Selection:
* Start *

Theme cruises are becoming more than passing fancy—so much so that a Wisconsin couple sold their stove just to be part of one. They might have to rely on take-out for the time being, but it was worth the theme cruise in question: Hogs on the High Seas, an annual motorcycle theme cruise that was started six years ago by Dean Anderson and his wife, Debbie. They run their operation from Waynesboro, VA, just outside Charlottesville, and their bike-themed cruises have sold out each year, often a year in advance.
Elvis enthusiasts can share their appreciation of The King on an Elvis Cruise.
Like other theme cruises, the decision to start their business grew out of the need to fill a niche. Motorcycling is a sub-culture all its own, and its following is legendary. Several yearly motorcycle rallies, such as Sturgis in South Dakota, attract more than 500,000 motorcycle enthusiasts each year. These road rallies can become expensive when combined with all the extras like lodging and meals. The Andersons saw opportunity.
“The price gouging was getting out of control,” says Dean Anderson, referring to the cost of hotels, restaurants and other incidentals. “We thought a cruise was a good avenue to pursue.”

* End *

Task description: List every person the theme cruises article mentions by name. None of the data is needed for this work.

Provided data:

* Start *

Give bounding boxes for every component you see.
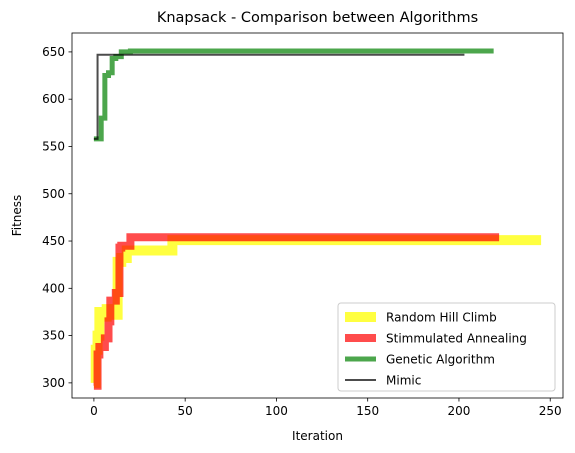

* End *

Answer to this exercise: Dean Anderson, Debbie (his wife), and Elvis (The King)